What the exercise asks
Copy each line of the listing below exactly.

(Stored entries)
----------

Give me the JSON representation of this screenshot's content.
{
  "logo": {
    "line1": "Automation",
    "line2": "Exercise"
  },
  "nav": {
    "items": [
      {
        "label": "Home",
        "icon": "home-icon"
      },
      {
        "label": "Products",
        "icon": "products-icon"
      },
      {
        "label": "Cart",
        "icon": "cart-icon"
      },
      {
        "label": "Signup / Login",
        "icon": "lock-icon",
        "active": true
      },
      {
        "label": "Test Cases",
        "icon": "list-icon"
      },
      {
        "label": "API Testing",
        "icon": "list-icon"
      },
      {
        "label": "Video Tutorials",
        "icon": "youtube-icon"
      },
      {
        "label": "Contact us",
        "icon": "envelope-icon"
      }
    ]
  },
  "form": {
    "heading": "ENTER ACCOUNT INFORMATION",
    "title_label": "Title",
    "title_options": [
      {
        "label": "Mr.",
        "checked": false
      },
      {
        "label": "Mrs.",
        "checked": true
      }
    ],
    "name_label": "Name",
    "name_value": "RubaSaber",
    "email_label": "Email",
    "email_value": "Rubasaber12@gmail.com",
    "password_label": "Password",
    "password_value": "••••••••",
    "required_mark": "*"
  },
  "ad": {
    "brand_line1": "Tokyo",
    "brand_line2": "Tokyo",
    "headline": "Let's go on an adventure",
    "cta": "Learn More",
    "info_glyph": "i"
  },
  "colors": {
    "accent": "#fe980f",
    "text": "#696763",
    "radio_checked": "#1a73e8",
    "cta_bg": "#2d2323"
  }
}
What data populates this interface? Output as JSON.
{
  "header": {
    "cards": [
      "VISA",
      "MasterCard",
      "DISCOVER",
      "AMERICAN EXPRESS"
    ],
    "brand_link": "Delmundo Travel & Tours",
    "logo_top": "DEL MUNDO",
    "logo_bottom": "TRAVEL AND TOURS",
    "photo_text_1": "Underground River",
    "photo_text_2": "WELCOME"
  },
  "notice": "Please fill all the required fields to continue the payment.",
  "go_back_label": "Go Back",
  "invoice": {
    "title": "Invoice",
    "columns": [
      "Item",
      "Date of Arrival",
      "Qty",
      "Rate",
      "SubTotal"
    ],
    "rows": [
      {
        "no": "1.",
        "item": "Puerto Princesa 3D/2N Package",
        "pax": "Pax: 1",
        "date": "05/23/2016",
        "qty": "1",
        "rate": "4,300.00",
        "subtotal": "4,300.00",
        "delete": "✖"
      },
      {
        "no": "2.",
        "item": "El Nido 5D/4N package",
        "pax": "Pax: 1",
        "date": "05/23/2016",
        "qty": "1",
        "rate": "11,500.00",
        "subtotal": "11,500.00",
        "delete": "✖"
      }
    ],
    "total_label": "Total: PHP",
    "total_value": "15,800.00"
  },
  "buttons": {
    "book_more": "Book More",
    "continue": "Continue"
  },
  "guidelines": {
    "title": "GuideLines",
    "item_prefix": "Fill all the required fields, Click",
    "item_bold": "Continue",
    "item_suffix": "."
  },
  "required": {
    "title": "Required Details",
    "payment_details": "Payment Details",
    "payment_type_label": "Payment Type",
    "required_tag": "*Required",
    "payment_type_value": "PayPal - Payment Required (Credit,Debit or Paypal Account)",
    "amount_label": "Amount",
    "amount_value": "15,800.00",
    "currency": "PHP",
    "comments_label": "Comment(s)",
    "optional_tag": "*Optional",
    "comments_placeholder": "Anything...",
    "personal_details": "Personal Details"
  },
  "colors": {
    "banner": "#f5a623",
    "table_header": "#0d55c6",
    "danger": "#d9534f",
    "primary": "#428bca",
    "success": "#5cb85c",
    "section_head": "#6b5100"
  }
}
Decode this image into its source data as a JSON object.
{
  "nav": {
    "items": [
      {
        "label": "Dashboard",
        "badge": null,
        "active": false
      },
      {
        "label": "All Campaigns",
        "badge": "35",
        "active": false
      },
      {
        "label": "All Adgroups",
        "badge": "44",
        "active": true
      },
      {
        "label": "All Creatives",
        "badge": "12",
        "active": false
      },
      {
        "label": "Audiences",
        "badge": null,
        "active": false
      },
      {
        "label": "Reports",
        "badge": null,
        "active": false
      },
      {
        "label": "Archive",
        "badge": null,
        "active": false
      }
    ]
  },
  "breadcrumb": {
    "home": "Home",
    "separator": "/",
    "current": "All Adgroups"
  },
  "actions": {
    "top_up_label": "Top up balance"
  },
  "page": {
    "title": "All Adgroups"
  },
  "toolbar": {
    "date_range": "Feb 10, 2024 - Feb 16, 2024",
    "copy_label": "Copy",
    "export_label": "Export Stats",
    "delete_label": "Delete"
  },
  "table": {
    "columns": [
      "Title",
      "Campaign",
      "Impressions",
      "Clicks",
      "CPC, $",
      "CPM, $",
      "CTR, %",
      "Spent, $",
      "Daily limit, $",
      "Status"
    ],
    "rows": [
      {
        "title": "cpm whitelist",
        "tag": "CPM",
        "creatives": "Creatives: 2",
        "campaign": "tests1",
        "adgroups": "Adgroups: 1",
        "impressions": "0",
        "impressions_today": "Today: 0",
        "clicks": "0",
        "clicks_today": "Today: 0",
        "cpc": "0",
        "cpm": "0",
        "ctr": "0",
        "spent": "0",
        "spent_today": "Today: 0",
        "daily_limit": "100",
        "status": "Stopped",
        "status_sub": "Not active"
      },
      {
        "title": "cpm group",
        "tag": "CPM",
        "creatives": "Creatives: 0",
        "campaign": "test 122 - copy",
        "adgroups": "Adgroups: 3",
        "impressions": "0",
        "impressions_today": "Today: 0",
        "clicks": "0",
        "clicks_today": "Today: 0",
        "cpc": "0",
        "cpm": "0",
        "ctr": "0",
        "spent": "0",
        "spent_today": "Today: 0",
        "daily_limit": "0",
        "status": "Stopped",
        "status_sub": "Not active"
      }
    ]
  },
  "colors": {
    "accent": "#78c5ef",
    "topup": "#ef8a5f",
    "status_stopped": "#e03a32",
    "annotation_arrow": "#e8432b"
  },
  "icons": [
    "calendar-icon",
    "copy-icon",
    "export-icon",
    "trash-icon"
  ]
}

----------

Right answer
Give me the JSON representation of this screenshot's content.
{
  "logo": {
    "line1": "Automation",
    "line2": "Exercise"
  },
  "nav": {
    "items": [
      {
        "label": "Home",
        "icon": "home-icon"
      },
      {
        "label": "Products",
        "icon": "products-icon"
      },
      {
        "label": "Cart",
        "icon": "cart-icon"
      },
      {
        "label": "Signup / Login",
        "icon": "lock-icon",
        "active": true
      },
      {
        "label": "Test Cases",
        "icon": "list-icon"
      },
      {
        "label": "API Testing",
        "icon": "list-icon"
      },
      {
        "label": "Video Tutorials",
        "icon": "youtube-icon"
      },
      {
        "label": "Contact us",
        "icon": "envelope-icon"
      }
    ]
  },
  "form": {
    "heading": "ENTER ACCOUNT INFORMATION",
    "title_label": "Title",
    "title_options": [
      {
        "label": "Mr.",
        "checked": false
      },
      {
        "label": "Mrs.",
        "checked": true
      }
    ],
    "name_label": "Name",
    "name_value": "RubaSaber",
    "email_label": "Email",
    "email_value": "Rubasaber12@gmail.com",
    "password_label": "Password",
    "password_value": "••••••••",
    "required_mark": "*"
  },
  "ad": {
    "brand_line1": "Tokyo",
    "brand_line2": "Tokyo",
    "headline": "Let's go on an adventure",
    "cta": "Learn More",
    "info_glyph": "i"
  },
  "colors": {
    "accent": "#fe980f",
    "text": "#696763",
    "radio_checked": "#1a73e8",
    "cta_bg": "#2d2323"
  }
}
What data populates this interface? Output as JSON.
{
  "header": {
    "cards": [
      "VISA",
      "MasterCard",
      "DISCOVER",
      "AMERICAN EXPRESS"
    ],
    "brand_link": "Delmundo Travel & Tours",
    "logo_top": "DEL MUNDO",
    "logo_bottom": "TRAVEL AND TOURS",
    "photo_text_1": "Underground River",
    "photo_text_2": "WELCOME"
  },
  "notice": "Please fill all the required fields to continue the payment.",
  "go_back_label": "Go Back",
  "invoice": {
    "title": "Invoice",
    "columns": [
      "Item",
      "Date of Arrival",
      "Qty",
      "Rate",
      "SubTotal"
    ],
    "rows": [
      {
        "no": "1.",
        "item": "Puerto Princesa 3D/2N Package",
        "pax": "Pax: 1",
        "date": "05/23/2016",
        "qty": "1",
        "rate": "4,300.00",
        "subtotal": "4,300.00",
        "delete": "✖"
      },
      {
        "no": "2.",
        "item": "El Nido 5D/4N package",
        "pax": "Pax: 1",
        "date": "05/23/2016",
        "qty": "1",
        "rate": "11,500.00",
        "subtotal": "11,500.00",
        "delete": "✖"
      }
    ],
    "total_label": "Total: PHP",
    "total_value": "15,800.00"
  },
  "buttons": {
    "book_more": "Book More",
    "continue": "Continue"
  },
  "guidelines": {
    "title": "GuideLines",
    "item_prefix": "Fill all the required fields, Click",
    "item_bold": "Continue",
    "item_suffix": "."
  },
  "required": {
    "title": "Required Details",
    "payment_details": "Payment Details",
    "payment_type_label": "Payment Type",
    "required_tag": "*Required",
    "payment_type_value": "PayPal - Payment Required (Credit,Debit or Paypal Account)",
    "amount_label": "Amount",
    "amount_value": "15,800.00",
    "currency": "PHP",
    "comments_label": "Comment(s)",
    "optional_tag": "*Optional",
    "comments_placeholder": "Anything...",
    "personal_details": "Personal Details"
  },
  "colors": {
    "banner": "#f5a623",
    "table_header": "#0d55c6",
    "danger": "#d9534f",
    "primary": "#428bca",
    "success": "#5cb85c",
    "section_head": "#6b5100"
  }
}
Decode this image into its source data as a JSON object.
{
  "nav": {
    "items": [
      {
        "label": "Dashboard",
        "badge": null,
        "active": false
      },
      {
        "label": "All Campaigns",
        "badge": "35",
        "active": false
      },
      {
        "label": "All Adgroups",
        "badge": "44",
        "active": true
      },
      {
        "label": "All Creatives",
        "badge": "12",
        "active": false
      },
      {
        "label": "Audiences",
        "badge": null,
        "active": false
      },
      {
        "label": "Reports",
        "badge": null,
        "active": false
      },
      {
        "label": "Archive",
        "badge": null,
        "active": false
      }
    ]
  },
  "breadcrumb": {
    "home": "Home",
    "separator": "/",
    "current": "All Adgroups"
  },
  "actions": {
    "top_up_label": "Top up balance"
  },
  "page": {
    "title": "All Adgroups"
  },
  "toolbar": {
    "date_range": "Feb 10, 2024 - Feb 16, 2024",
    "copy_label": "Copy",
    "export_label": "Export Stats",
    "delete_label": "Delete"
  },
  "table": {
    "columns": [
      "Title",
      "Campaign",
      "Impressions",
      "Clicks",
      "CPC, $",
      "CPM, $",
      "CTR, %",
      "Spent, $",
      "Daily limit, $",
      "Status"
    ],
    "rows": [
      {
        "title": "cpm whitelist",
        "tag": "CPM",
        "creatives": "Creatives: 2",
        "campaign": "tests1",
        "adgroups": "Adgroups: 1",
        "impressions": "0",
        "impressions_today": "Today: 0",
        "clicks": "0",
        "clicks_today": "Today: 0",
        "cpc": "0",
        "cpm": "0",
        "ctr": "0",
        "spent": "0",
        "spent_today": "Today: 0",
        "daily_limit": "100",
        "status": "Stopped",
        "status_sub": "Not active"
      },
      {
        "title": "cpm group",
        "tag": "CPM",
        "creatives": "Creatives: 0",
        "campaign": "test 122 - copy",
        "adgroups": "Adgroups: 3",
        "impressions": "0",
        "impressions_today": "Today: 0",
        "clicks": "0",
        "clicks_today": "Today: 0",
        "cpc": "0",
        "cpm": "0",
        "ctr": "0",
        "spent": "0",
        "spent_today": "Today: 0",
        "daily_limit": "0",
        "status": "Stopped",
        "status_sub": "Not active"
      }
    ]
  },
  "colors": {
    "accent": "#78c5ef",
    "topup": "#ef8a5f",
    "status_stopped": "#e03a32",
    "annotation_arrow": "#e8432b"
  },
  "icons": [
    "calendar-icon",
    "copy-icon",
    "export-icon",
    "trash-icon"
  ]
}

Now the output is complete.